— BEGIN Provided data —

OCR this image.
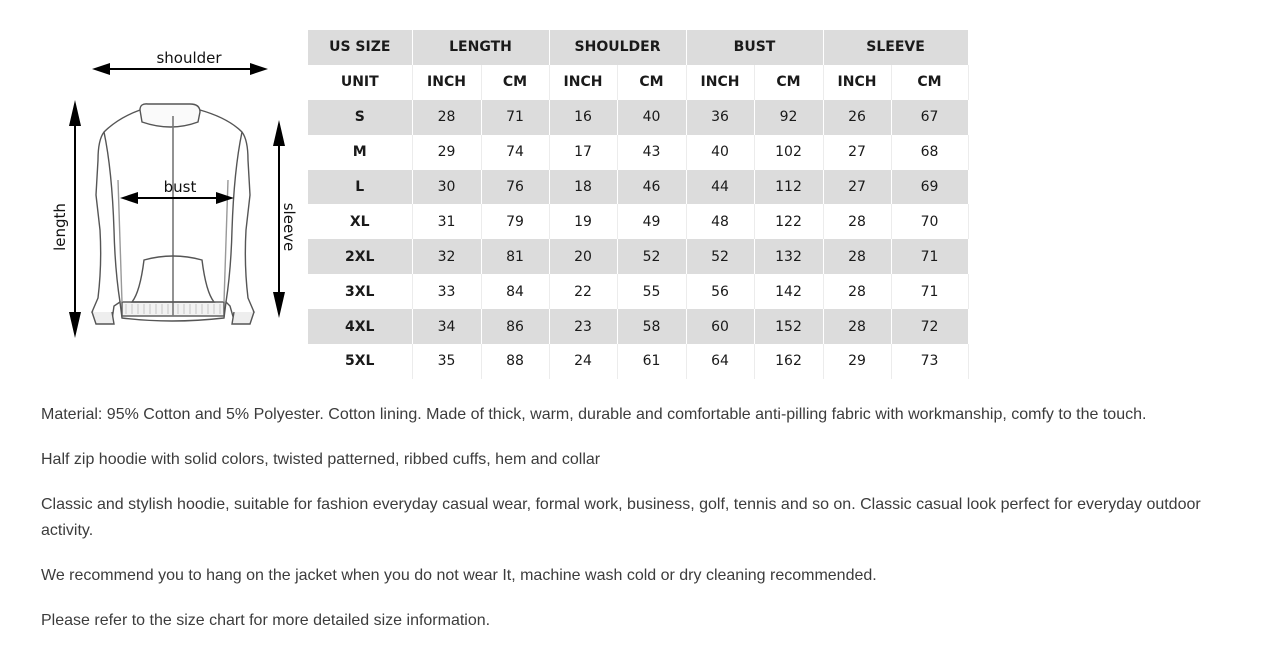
shoulder
length	sleeve
bust
US SIZE	LENGTH		SHOULDER		BUST		SLEEVE	
UNIT	INCH	CM	INCH	CM	INCH	CM	INCH	CM
S	28	71	16	40	36	92	26	67
M	29	74	17	43	40	102	27	68
L	30	76	18	46	44	112	27	69
XL	31	79	19	49	48	122	28	70
2XL	32	81	20	52	52	132	28	71
3XL	33	84	22	55	56	142	28	71
4XL	34	86	23	58	60	152	28	72
5XL	35	88	24	61	64	162	29	73

Material: 95% Cotton and 5% Polyester. Cotton lining. Made of thick, warm, durable and comfortable anti-pilling fabric with workmanship, comfy to the touch.

Half zip hoodie with solid colors, twisted patterned, ribbed cuffs, hem and collar

Classic and stylish hoodie, suitable for fashion everyday casual wear, formal work, business, golf, tennis and so on. Classic casual look perfect for everyday outdoor activity.

We recommend you to hang on the jacket when you do not wear It, machine wash cold or dry cleaning recommended.

Please refer to the size chart for more detailed size information.
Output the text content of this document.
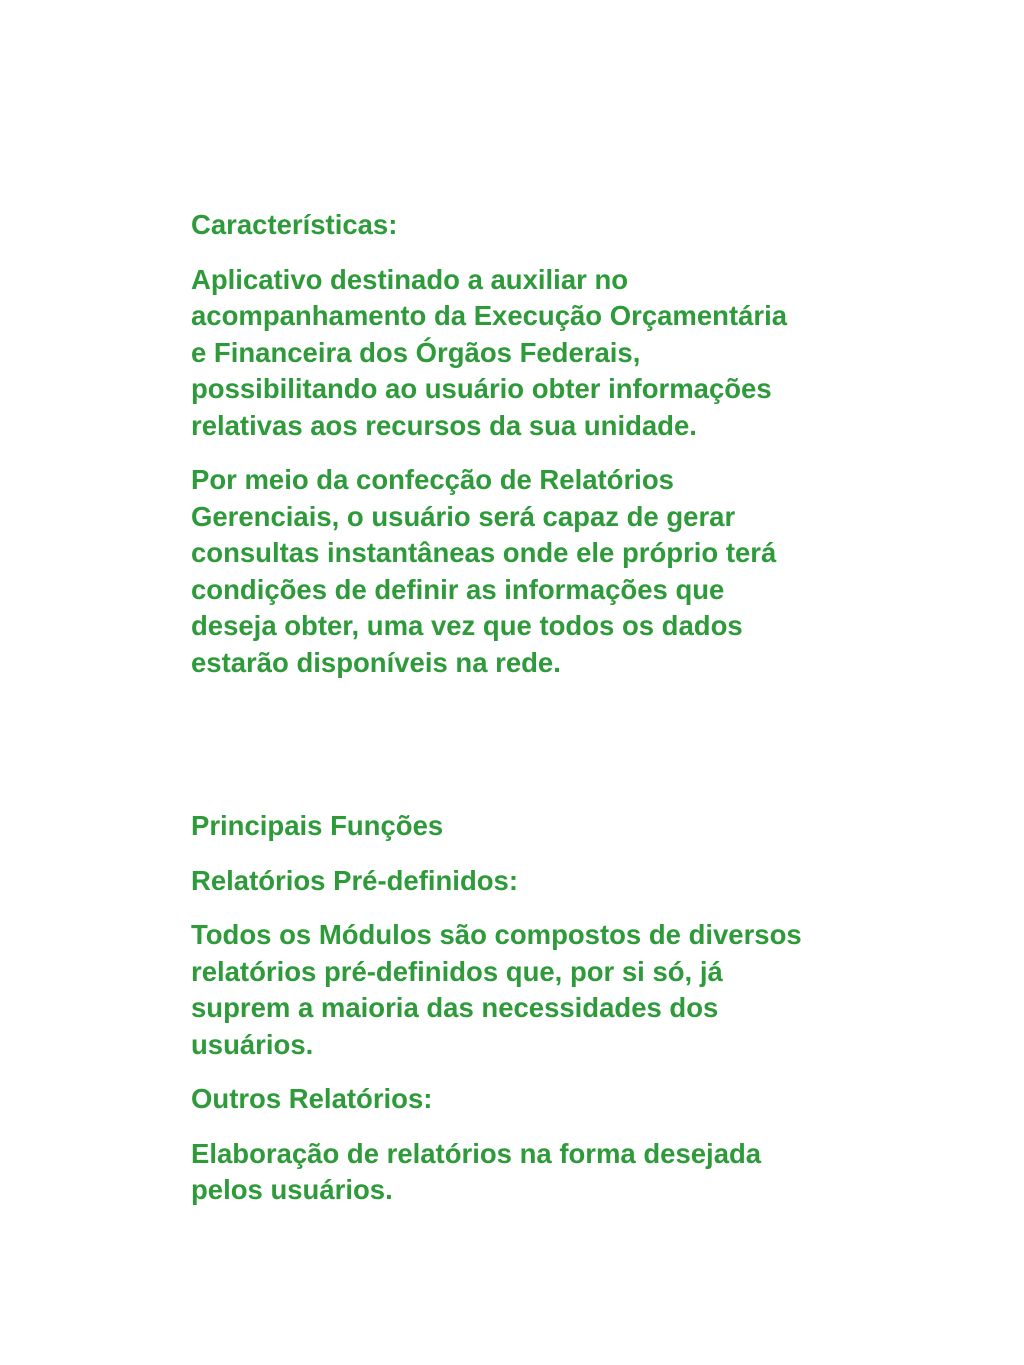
Características:

Aplicativo destinado a auxiliar no
acompanhamento da Execução Orçamentária
e Financeira dos Órgãos Federais,
possibilitando ao usuário obter informações
relativas aos recursos da sua unidade.

Por meio da confecção de Relatórios
Gerenciais, o usuário será capaz de gerar
consultas instantâneas onde ele próprio terá
condições de definir as informações que
deseja obter, uma vez que todos os dados
estarão disponíveis na rede.

Principais Funções

Relatórios Pré-definidos:

Todos os Módulos são compostos de diversos
relatórios pré-definidos que, por si só, já
suprem a maioria das necessidades dos
usuários.

Outros Relatórios:

Elaboração de relatórios na forma desejada
pelos usuários.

— END Provided data —

**Directions**: Copy every line in the entries above that has the string "wear" in it.

**Response to this task**:
Classic and stylish hoodie, suitable for fashion everyday casual wear, formal work, business, golf, tennis and so on. Classic casual look perfect for everyday outdoor activity.
We recommend you to hang on the jacket when you do not wear It, machine wash cold or dry cleaning recommended.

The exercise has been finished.